> [Request]:
Tally the lines that include "vlákna". Output the number only.

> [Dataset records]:
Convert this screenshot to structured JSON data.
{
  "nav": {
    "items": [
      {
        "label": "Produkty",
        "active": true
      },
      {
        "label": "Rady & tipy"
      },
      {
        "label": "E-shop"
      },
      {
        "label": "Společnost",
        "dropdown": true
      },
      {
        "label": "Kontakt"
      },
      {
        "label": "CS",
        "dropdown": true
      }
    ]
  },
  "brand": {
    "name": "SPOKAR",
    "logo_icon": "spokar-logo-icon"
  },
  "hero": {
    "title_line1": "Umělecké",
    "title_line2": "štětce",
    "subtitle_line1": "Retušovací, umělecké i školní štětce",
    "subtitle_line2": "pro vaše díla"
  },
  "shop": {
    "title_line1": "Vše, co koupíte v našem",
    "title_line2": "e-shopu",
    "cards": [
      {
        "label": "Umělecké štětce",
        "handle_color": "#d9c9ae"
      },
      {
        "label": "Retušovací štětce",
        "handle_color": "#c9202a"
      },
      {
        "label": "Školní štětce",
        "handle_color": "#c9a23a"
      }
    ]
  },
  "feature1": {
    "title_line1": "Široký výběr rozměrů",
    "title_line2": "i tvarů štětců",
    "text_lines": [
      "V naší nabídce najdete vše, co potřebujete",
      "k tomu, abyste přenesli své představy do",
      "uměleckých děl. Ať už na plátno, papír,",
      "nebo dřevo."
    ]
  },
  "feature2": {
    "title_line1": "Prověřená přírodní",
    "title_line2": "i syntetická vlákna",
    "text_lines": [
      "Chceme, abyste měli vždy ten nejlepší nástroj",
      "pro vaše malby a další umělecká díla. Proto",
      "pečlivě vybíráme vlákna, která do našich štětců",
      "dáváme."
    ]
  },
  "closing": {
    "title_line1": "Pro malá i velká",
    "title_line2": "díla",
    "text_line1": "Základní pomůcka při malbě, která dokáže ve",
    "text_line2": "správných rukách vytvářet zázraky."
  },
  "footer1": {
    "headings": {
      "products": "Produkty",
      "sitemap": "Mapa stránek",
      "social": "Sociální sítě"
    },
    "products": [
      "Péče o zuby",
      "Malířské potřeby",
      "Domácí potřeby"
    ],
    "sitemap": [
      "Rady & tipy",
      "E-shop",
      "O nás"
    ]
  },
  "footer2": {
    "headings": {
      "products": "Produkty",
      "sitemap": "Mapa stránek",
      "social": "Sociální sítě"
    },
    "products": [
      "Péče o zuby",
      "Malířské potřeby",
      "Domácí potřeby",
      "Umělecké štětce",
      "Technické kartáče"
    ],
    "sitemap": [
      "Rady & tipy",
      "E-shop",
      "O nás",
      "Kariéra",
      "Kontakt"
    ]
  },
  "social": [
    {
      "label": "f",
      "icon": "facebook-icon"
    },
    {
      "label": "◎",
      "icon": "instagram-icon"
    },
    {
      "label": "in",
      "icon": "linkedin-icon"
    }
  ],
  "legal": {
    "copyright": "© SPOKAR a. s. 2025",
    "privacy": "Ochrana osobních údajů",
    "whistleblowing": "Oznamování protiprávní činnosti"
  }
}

> [Exercise solution]:
2